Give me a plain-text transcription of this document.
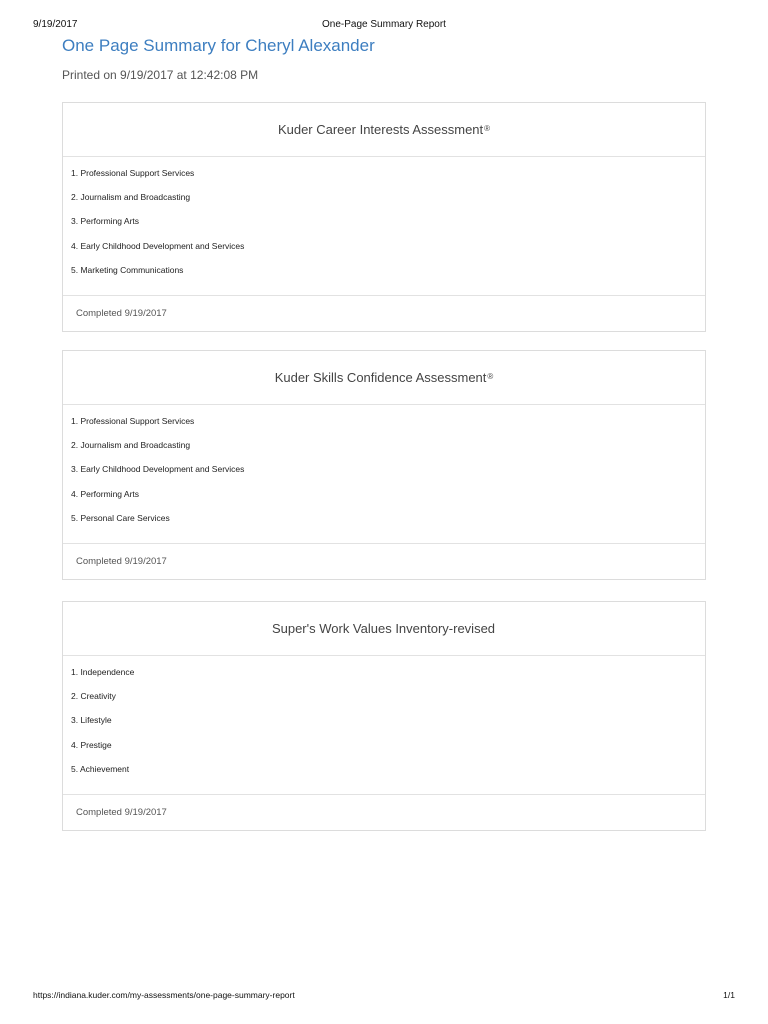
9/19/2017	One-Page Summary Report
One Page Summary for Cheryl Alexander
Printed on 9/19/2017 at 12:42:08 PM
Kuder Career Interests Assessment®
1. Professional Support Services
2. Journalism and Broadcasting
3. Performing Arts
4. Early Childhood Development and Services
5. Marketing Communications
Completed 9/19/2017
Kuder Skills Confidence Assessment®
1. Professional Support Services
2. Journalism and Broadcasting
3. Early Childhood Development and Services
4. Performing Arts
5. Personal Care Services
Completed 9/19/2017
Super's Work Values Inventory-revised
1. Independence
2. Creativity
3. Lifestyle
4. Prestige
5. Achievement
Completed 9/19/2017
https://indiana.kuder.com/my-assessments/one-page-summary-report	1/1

--

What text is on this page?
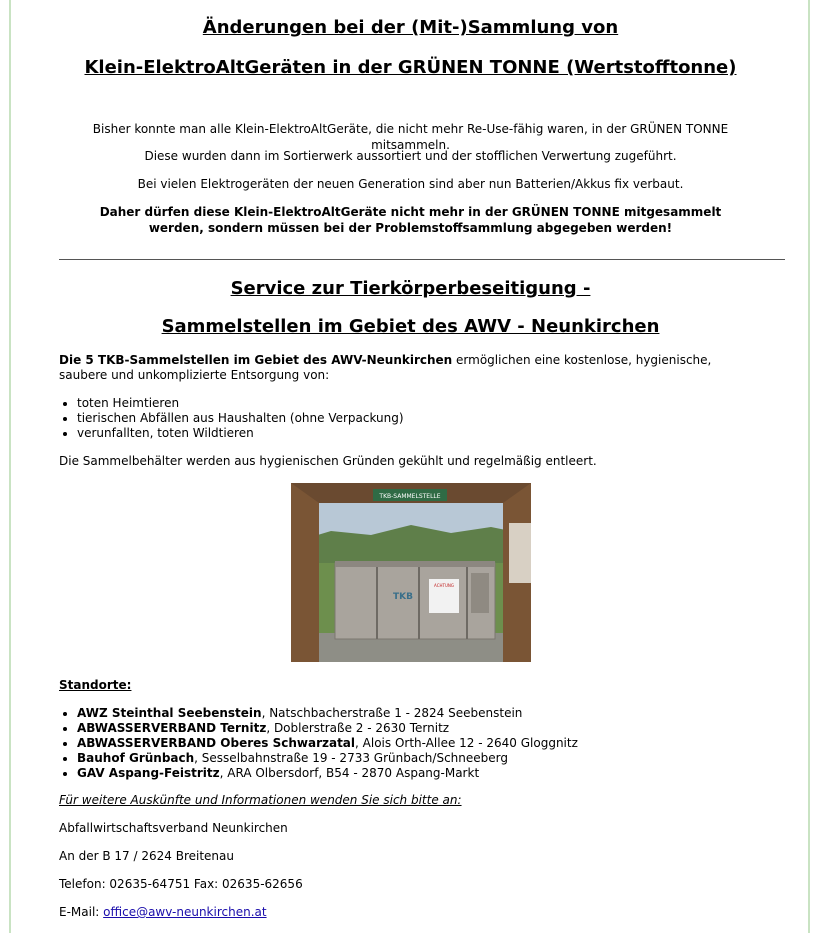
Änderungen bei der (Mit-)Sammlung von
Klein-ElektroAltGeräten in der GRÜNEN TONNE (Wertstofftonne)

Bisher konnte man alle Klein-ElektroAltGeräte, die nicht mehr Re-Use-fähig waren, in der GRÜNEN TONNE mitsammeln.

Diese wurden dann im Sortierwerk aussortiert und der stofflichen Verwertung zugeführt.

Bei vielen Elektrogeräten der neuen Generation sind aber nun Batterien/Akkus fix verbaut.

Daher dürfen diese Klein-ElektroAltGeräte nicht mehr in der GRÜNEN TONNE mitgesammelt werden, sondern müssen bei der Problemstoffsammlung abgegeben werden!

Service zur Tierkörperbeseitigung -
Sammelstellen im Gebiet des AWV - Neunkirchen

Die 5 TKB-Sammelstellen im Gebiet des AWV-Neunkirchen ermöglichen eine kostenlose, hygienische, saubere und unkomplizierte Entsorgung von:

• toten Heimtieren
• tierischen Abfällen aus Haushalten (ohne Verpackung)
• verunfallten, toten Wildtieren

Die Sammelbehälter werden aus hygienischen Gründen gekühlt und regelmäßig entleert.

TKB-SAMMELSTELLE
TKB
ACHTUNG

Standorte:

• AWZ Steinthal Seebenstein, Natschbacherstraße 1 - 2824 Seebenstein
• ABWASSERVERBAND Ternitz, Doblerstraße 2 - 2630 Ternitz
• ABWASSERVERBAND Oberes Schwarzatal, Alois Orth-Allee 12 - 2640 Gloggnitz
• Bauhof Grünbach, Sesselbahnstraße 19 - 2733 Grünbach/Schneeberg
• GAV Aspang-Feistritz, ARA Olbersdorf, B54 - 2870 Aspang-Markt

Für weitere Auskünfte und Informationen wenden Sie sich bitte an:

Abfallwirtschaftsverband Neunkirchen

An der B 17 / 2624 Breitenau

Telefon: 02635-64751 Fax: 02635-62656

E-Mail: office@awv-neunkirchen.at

---

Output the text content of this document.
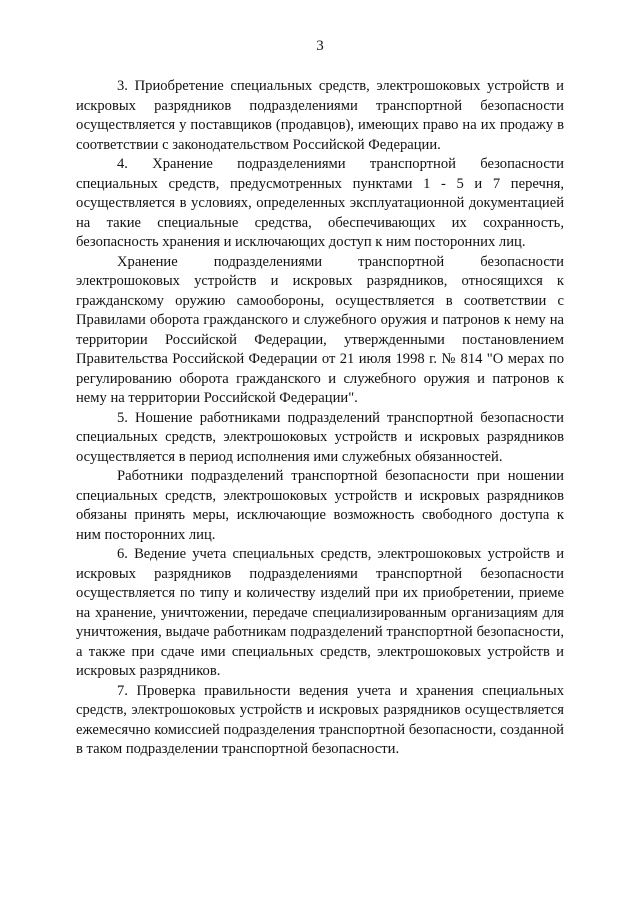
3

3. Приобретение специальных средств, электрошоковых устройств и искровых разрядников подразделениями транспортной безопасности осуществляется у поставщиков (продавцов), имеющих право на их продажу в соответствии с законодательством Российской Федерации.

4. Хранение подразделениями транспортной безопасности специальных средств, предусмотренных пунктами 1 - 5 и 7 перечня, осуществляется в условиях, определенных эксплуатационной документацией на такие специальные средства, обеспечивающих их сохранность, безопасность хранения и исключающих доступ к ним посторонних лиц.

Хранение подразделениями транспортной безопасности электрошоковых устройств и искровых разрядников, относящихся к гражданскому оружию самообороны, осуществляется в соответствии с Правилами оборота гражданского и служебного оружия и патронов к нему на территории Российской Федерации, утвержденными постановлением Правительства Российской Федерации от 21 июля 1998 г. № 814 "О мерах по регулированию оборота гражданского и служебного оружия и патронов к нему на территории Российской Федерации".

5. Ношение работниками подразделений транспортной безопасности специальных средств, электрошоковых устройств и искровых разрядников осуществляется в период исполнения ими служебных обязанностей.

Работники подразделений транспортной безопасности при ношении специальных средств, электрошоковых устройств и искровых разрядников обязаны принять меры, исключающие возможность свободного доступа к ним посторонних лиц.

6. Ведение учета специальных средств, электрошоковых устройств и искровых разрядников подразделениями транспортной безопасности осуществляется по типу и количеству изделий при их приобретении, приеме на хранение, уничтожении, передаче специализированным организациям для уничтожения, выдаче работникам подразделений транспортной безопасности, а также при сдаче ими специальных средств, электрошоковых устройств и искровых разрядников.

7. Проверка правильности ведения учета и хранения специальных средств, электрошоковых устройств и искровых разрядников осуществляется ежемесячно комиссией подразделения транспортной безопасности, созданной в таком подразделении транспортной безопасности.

▶ [EXERCISE]: Find every line above that contains the word "Early", and return each one.

▶ [FINISHED EXERCISE]:
4. Early Childhood Development and Services
3. Early Childhood Development and Services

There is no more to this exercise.